_Written problem_
Identify, in the records below, every line where the string "prefix" appears, and copy each such line.

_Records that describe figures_
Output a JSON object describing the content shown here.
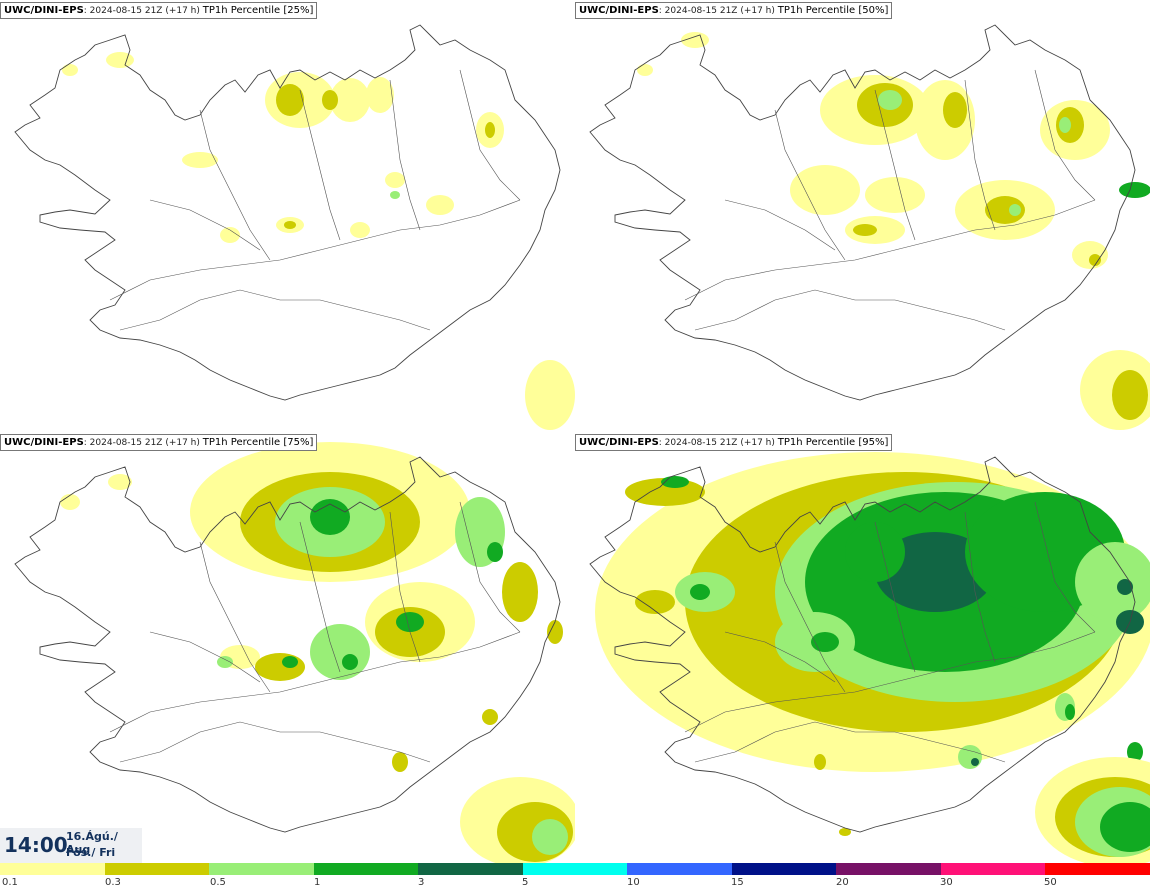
{
  "panels": [
    {
      "source": "UWC/DINI-EPS",
      "run": "2024-08-15 21Z (+17 h)",
      "product": "TP1h Percentile [25%]"
    },
    {
      "source": "UWC/DINI-EPS",
      "run": "2024-08-15 21Z (+17 h)",
      "product": "TP1h Percentile [50%]"
    },
    {
      "source": "UWC/DINI-EPS",
      "run": "2024-08-15 21Z (+17 h)",
      "product": "TP1h Percentile [75%]"
    },
    {
      "source": "UWC/DINI-EPS",
      "run": "2024-08-15 21Z (+17 h)",
      "product": "TP1h Percentile [95%]"
    }
  ],
  "valid_time": {
    "time": "14:00",
    "date_line1": "16.Ágú./ Aug",
    "date_line2": "Fös./ Fri"
  },
  "legend": {
    "colors": [
      "#ffff99",
      "#cccc00",
      "#99ee77",
      "#11aa22",
      "#116644",
      "#00ffee",
      "#3366ff",
      "#001188",
      "#771166",
      "#ff1177",
      "#ff0000"
    ],
    "labels": [
      "0.1",
      "0.3",
      "0.5",
      "1",
      "3",
      "5",
      "10",
      "15",
      "20",
      "30",
      "50"
    ]
  }
}
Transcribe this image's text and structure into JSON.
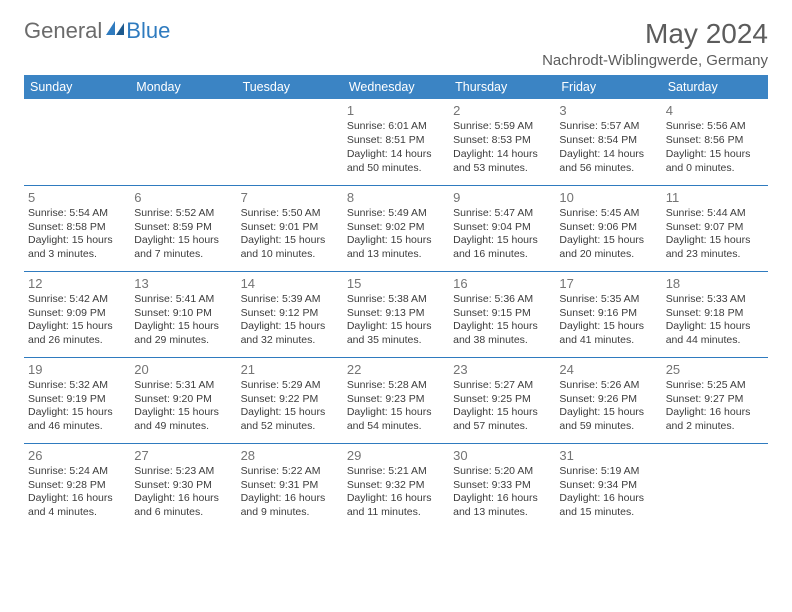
{
  "logo": {
    "general": "General",
    "blue": "Blue"
  },
  "title": "May 2024",
  "location": "Nachrodt-Wiblingwerde, Germany",
  "colors": {
    "header_bg": "#3b84c4",
    "header_text": "#ffffff",
    "line": "#2f7bbf",
    "body_text": "#3c3c3c",
    "daynum": "#747474",
    "title_text": "#5c5c5c",
    "logo_gray": "#6b6b6b",
    "logo_blue": "#2f7bbf",
    "background": "#ffffff"
  },
  "typography": {
    "title_fontsize": 28,
    "location_fontsize": 15,
    "header_fontsize": 12.5,
    "cell_fontsize": 10.5,
    "daynum_fontsize": 13
  },
  "weekdays": [
    "Sunday",
    "Monday",
    "Tuesday",
    "Wednesday",
    "Thursday",
    "Friday",
    "Saturday"
  ],
  "weeks": [
    [
      {
        "n": "",
        "sr": "",
        "ss": "",
        "dl": ""
      },
      {
        "n": "",
        "sr": "",
        "ss": "",
        "dl": ""
      },
      {
        "n": "",
        "sr": "",
        "ss": "",
        "dl": ""
      },
      {
        "n": "1",
        "sr": "Sunrise: 6:01 AM",
        "ss": "Sunset: 8:51 PM",
        "dl": "Daylight: 14 hours and 50 minutes."
      },
      {
        "n": "2",
        "sr": "Sunrise: 5:59 AM",
        "ss": "Sunset: 8:53 PM",
        "dl": "Daylight: 14 hours and 53 minutes."
      },
      {
        "n": "3",
        "sr": "Sunrise: 5:57 AM",
        "ss": "Sunset: 8:54 PM",
        "dl": "Daylight: 14 hours and 56 minutes."
      },
      {
        "n": "4",
        "sr": "Sunrise: 5:56 AM",
        "ss": "Sunset: 8:56 PM",
        "dl": "Daylight: 15 hours and 0 minutes."
      }
    ],
    [
      {
        "n": "5",
        "sr": "Sunrise: 5:54 AM",
        "ss": "Sunset: 8:58 PM",
        "dl": "Daylight: 15 hours and 3 minutes."
      },
      {
        "n": "6",
        "sr": "Sunrise: 5:52 AM",
        "ss": "Sunset: 8:59 PM",
        "dl": "Daylight: 15 hours and 7 minutes."
      },
      {
        "n": "7",
        "sr": "Sunrise: 5:50 AM",
        "ss": "Sunset: 9:01 PM",
        "dl": "Daylight: 15 hours and 10 minutes."
      },
      {
        "n": "8",
        "sr": "Sunrise: 5:49 AM",
        "ss": "Sunset: 9:02 PM",
        "dl": "Daylight: 15 hours and 13 minutes."
      },
      {
        "n": "9",
        "sr": "Sunrise: 5:47 AM",
        "ss": "Sunset: 9:04 PM",
        "dl": "Daylight: 15 hours and 16 minutes."
      },
      {
        "n": "10",
        "sr": "Sunrise: 5:45 AM",
        "ss": "Sunset: 9:06 PM",
        "dl": "Daylight: 15 hours and 20 minutes."
      },
      {
        "n": "11",
        "sr": "Sunrise: 5:44 AM",
        "ss": "Sunset: 9:07 PM",
        "dl": "Daylight: 15 hours and 23 minutes."
      }
    ],
    [
      {
        "n": "12",
        "sr": "Sunrise: 5:42 AM",
        "ss": "Sunset: 9:09 PM",
        "dl": "Daylight: 15 hours and 26 minutes."
      },
      {
        "n": "13",
        "sr": "Sunrise: 5:41 AM",
        "ss": "Sunset: 9:10 PM",
        "dl": "Daylight: 15 hours and 29 minutes."
      },
      {
        "n": "14",
        "sr": "Sunrise: 5:39 AM",
        "ss": "Sunset: 9:12 PM",
        "dl": "Daylight: 15 hours and 32 minutes."
      },
      {
        "n": "15",
        "sr": "Sunrise: 5:38 AM",
        "ss": "Sunset: 9:13 PM",
        "dl": "Daylight: 15 hours and 35 minutes."
      },
      {
        "n": "16",
        "sr": "Sunrise: 5:36 AM",
        "ss": "Sunset: 9:15 PM",
        "dl": "Daylight: 15 hours and 38 minutes."
      },
      {
        "n": "17",
        "sr": "Sunrise: 5:35 AM",
        "ss": "Sunset: 9:16 PM",
        "dl": "Daylight: 15 hours and 41 minutes."
      },
      {
        "n": "18",
        "sr": "Sunrise: 5:33 AM",
        "ss": "Sunset: 9:18 PM",
        "dl": "Daylight: 15 hours and 44 minutes."
      }
    ],
    [
      {
        "n": "19",
        "sr": "Sunrise: 5:32 AM",
        "ss": "Sunset: 9:19 PM",
        "dl": "Daylight: 15 hours and 46 minutes."
      },
      {
        "n": "20",
        "sr": "Sunrise: 5:31 AM",
        "ss": "Sunset: 9:20 PM",
        "dl": "Daylight: 15 hours and 49 minutes."
      },
      {
        "n": "21",
        "sr": "Sunrise: 5:29 AM",
        "ss": "Sunset: 9:22 PM",
        "dl": "Daylight: 15 hours and 52 minutes."
      },
      {
        "n": "22",
        "sr": "Sunrise: 5:28 AM",
        "ss": "Sunset: 9:23 PM",
        "dl": "Daylight: 15 hours and 54 minutes."
      },
      {
        "n": "23",
        "sr": "Sunrise: 5:27 AM",
        "ss": "Sunset: 9:25 PM",
        "dl": "Daylight: 15 hours and 57 minutes."
      },
      {
        "n": "24",
        "sr": "Sunrise: 5:26 AM",
        "ss": "Sunset: 9:26 PM",
        "dl": "Daylight: 15 hours and 59 minutes."
      },
      {
        "n": "25",
        "sr": "Sunrise: 5:25 AM",
        "ss": "Sunset: 9:27 PM",
        "dl": "Daylight: 16 hours and 2 minutes."
      }
    ],
    [
      {
        "n": "26",
        "sr": "Sunrise: 5:24 AM",
        "ss": "Sunset: 9:28 PM",
        "dl": "Daylight: 16 hours and 4 minutes."
      },
      {
        "n": "27",
        "sr": "Sunrise: 5:23 AM",
        "ss": "Sunset: 9:30 PM",
        "dl": "Daylight: 16 hours and 6 minutes."
      },
      {
        "n": "28",
        "sr": "Sunrise: 5:22 AM",
        "ss": "Sunset: 9:31 PM",
        "dl": "Daylight: 16 hours and 9 minutes."
      },
      {
        "n": "29",
        "sr": "Sunrise: 5:21 AM",
        "ss": "Sunset: 9:32 PM",
        "dl": "Daylight: 16 hours and 11 minutes."
      },
      {
        "n": "30",
        "sr": "Sunrise: 5:20 AM",
        "ss": "Sunset: 9:33 PM",
        "dl": "Daylight: 16 hours and 13 minutes."
      },
      {
        "n": "31",
        "sr": "Sunrise: 5:19 AM",
        "ss": "Sunset: 9:34 PM",
        "dl": "Daylight: 16 hours and 15 minutes."
      },
      {
        "n": "",
        "sr": "",
        "ss": "",
        "dl": ""
      }
    ]
  ]
}
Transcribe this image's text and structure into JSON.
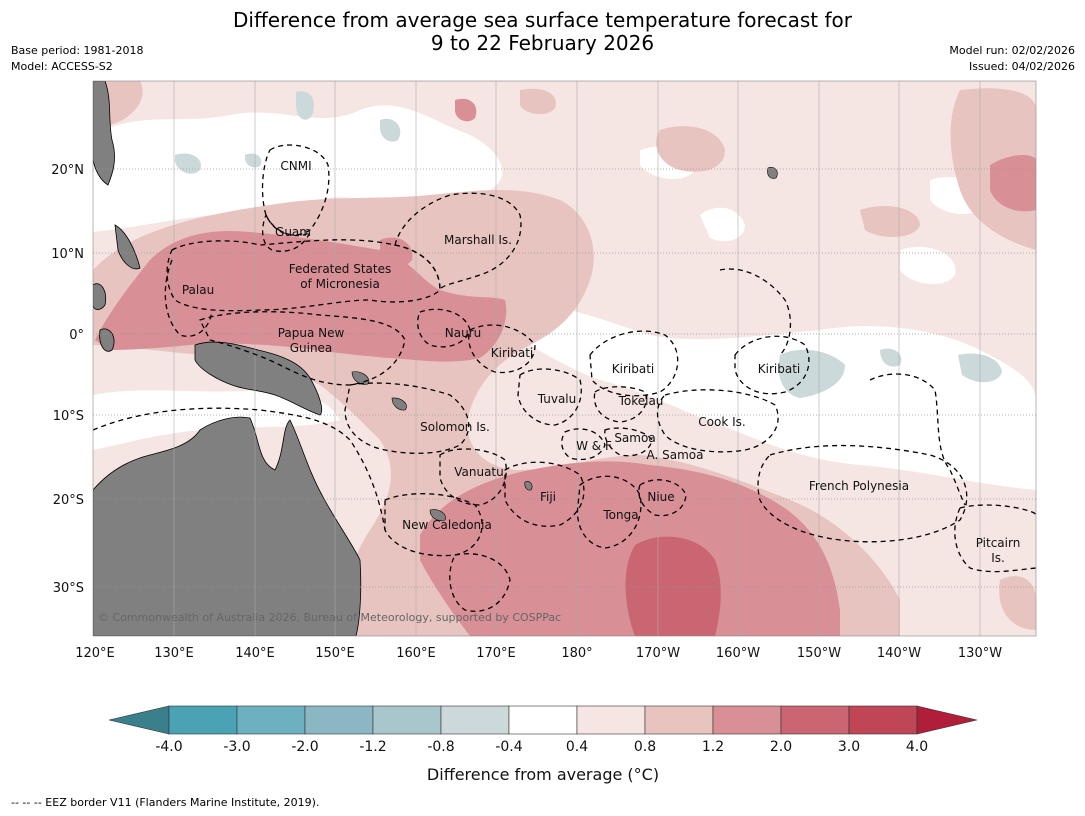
{
  "title": {
    "line1": "Difference from average sea surface temperature forecast for",
    "line2": "9 to 22 February 2026"
  },
  "meta": {
    "base_period": "Base period: 1981-2018",
    "model": "Model: ACCESS-S2",
    "model_run": "Model run: 02/02/2026",
    "issued": "Issued: 04/02/2026"
  },
  "map": {
    "lat_ticks": [
      "20°N",
      "10°N",
      "0°",
      "10°S",
      "20°S",
      "30°S"
    ],
    "lon_ticks": [
      "120°E",
      "130°E",
      "140°E",
      "150°E",
      "160°E",
      "170°E",
      "180°",
      "170°W",
      "160°W",
      "150°W",
      "140°W",
      "130°W"
    ],
    "labels": {
      "cnmi": "CNMI",
      "guam": "Guam",
      "marshall": "Marshall Is.",
      "fsm_1": "Federated States",
      "fsm_2": "of Micronesia",
      "palau": "Palau",
      "png_1": "Papua New",
      "png_2": "Guinea",
      "nauru": "Nauru",
      "kiribati_w": "Kiribati",
      "kiribati_c": "Kiribati",
      "kiribati_e": "Kiribati",
      "tuvalu": "Tuvalu",
      "tokelau": "Tokelau",
      "cook": "Cook Is.",
      "solomon": "Solomon Is.",
      "samoa": "Samoa",
      "wf": "W & F",
      "asamoa": "A. Samoa",
      "vanuatu": "Vanuatu",
      "fiji": "Fiji",
      "niue": "Niue",
      "tonga": "Tonga",
      "french_polynesia": "French Polynesia",
      "new_caledonia": "New Caledonia",
      "pitcairn_1": "Pitcairn",
      "pitcairn_2": "Is."
    },
    "copyright": "© Commonwealth of Australia 2026, Bureau of Meteorology, supported by COSPPac"
  },
  "colorbar": {
    "ticks": [
      "-4.0",
      "-3.0",
      "-2.0",
      "-1.2",
      "-0.8",
      "-0.4",
      "0.4",
      "0.8",
      "1.2",
      "2.0",
      "3.0",
      "4.0"
    ],
    "colors": {
      "low_extend": "#3a7f8c",
      "b1": "#4aa3b5",
      "b2": "#6db0c0",
      "b3": "#8bb7c3",
      "b4": "#a8c7cc",
      "b5": "#ccd9db",
      "b6": "#ffffff",
      "b7": "#f5e5e3",
      "b8": "#e8c4c1",
      "b9": "#d88f96",
      "b10": "#c96671",
      "b11": "#c04555",
      "high_extend": "#b01e3a"
    },
    "title": "Difference from average (°C)"
  },
  "footnote": "--  --  -- EEZ border V11 (Flanders Marine Institute, 2019)."
}
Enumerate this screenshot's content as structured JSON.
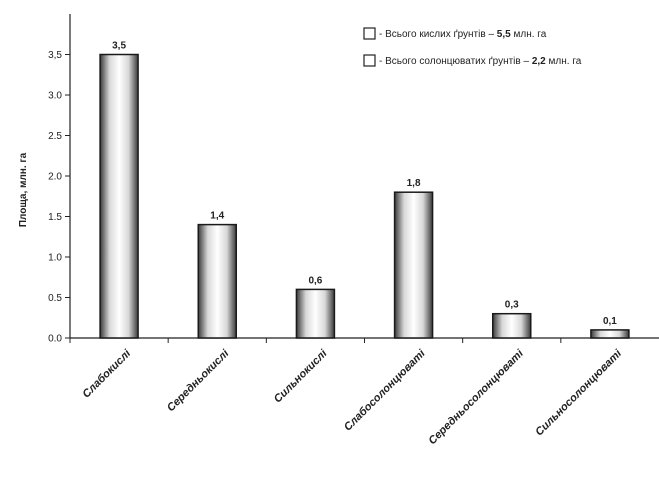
{
  "chart_data": {
    "type": "bar",
    "title": "",
    "xlabel": "",
    "ylabel": "Площа, млн. га",
    "ylim": [
      0,
      4.0
    ],
    "yticks": [
      "0.0",
      "0.5",
      "1.0",
      "1.5",
      "2.0",
      "2.5",
      "3.0",
      "3,5"
    ],
    "categories": [
      "Слабокислі",
      "Середньокислі",
      "Сильнокислі",
      "Слабосолонцюваті",
      "Середньосолонцюваті",
      "Сильносолонцюваті"
    ],
    "values": [
      3.5,
      1.4,
      0.6,
      1.8,
      0.3,
      0.1
    ],
    "data_labels": [
      "3,5",
      "1,4",
      "0,6",
      "1,8",
      "0,3",
      "0,1"
    ],
    "legend": {
      "placement": "top-right",
      "entries": [
        {
          "prefix": "- Всього кислих ґрунтів – ",
          "bold": "5,5",
          "suffix": " млн. га"
        },
        {
          "prefix": "- Всього солонцюватих ґрунтів – ",
          "bold": "2,2",
          "suffix": " млн. га"
        }
      ]
    },
    "grid": false,
    "colors": {
      "bar_edge": "#1a1a1a",
      "bar_light": "#ffffff",
      "bar_dark": "#4a4a4a",
      "axis": "#222222"
    }
  }
}
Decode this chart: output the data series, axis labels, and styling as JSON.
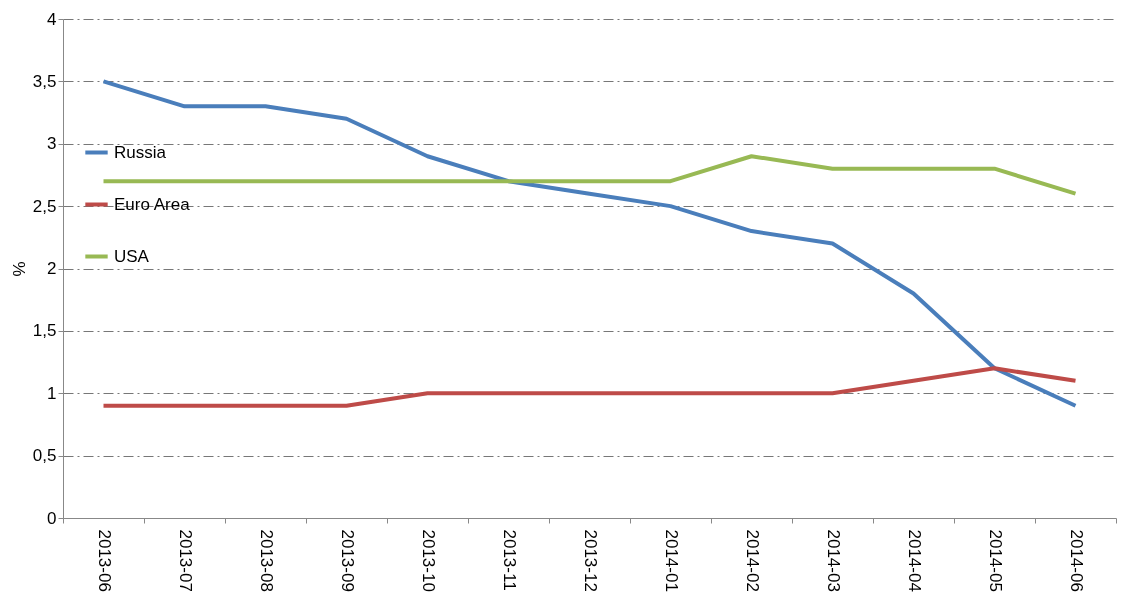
{
  "chart_data": {
    "type": "line",
    "ylabel": "%",
    "categories": [
      "2013-06",
      "2013-07",
      "2013-08",
      "2013-09",
      "2013-10",
      "2013-11",
      "2013-12",
      "2014-01",
      "2014-02",
      "2014-03",
      "2014-04",
      "2014-05",
      "2014-06"
    ],
    "series": [
      {
        "name": "Russia",
        "color": "#4a7ebb",
        "values": [
          3.5,
          3.3,
          3.3,
          3.2,
          2.9,
          2.7,
          2.6,
          2.5,
          2.3,
          2.2,
          1.8,
          1.2,
          0.9
        ]
      },
      {
        "name": "Euro Area",
        "color": "#be4b48",
        "values": [
          0.9,
          0.9,
          0.9,
          0.9,
          1.0,
          1.0,
          1.0,
          1.0,
          1.0,
          1.0,
          1.1,
          1.2,
          1.1
        ]
      },
      {
        "name": "USA",
        "color": "#98b954",
        "values": [
          2.7,
          2.7,
          2.7,
          2.7,
          2.7,
          2.7,
          2.7,
          2.7,
          2.9,
          2.8,
          2.8,
          2.8,
          2.6
        ]
      }
    ],
    "ylim": [
      0,
      4
    ],
    "yticks": [
      0,
      {
        "value": 0.5,
        "label": "0,5"
      },
      1,
      {
        "value": 1.5,
        "label": "1,5"
      },
      2,
      {
        "value": 2.5,
        "label": "2,5"
      },
      3,
      {
        "value": 3.5,
        "label": "3,5"
      },
      4
    ],
    "grid": "y",
    "legend": "left"
  }
}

_Output_
          "prefix": "- Всього кислих ґрунтів – ",
          "prefix": "- Всього солонцюватих ґрунтів – ",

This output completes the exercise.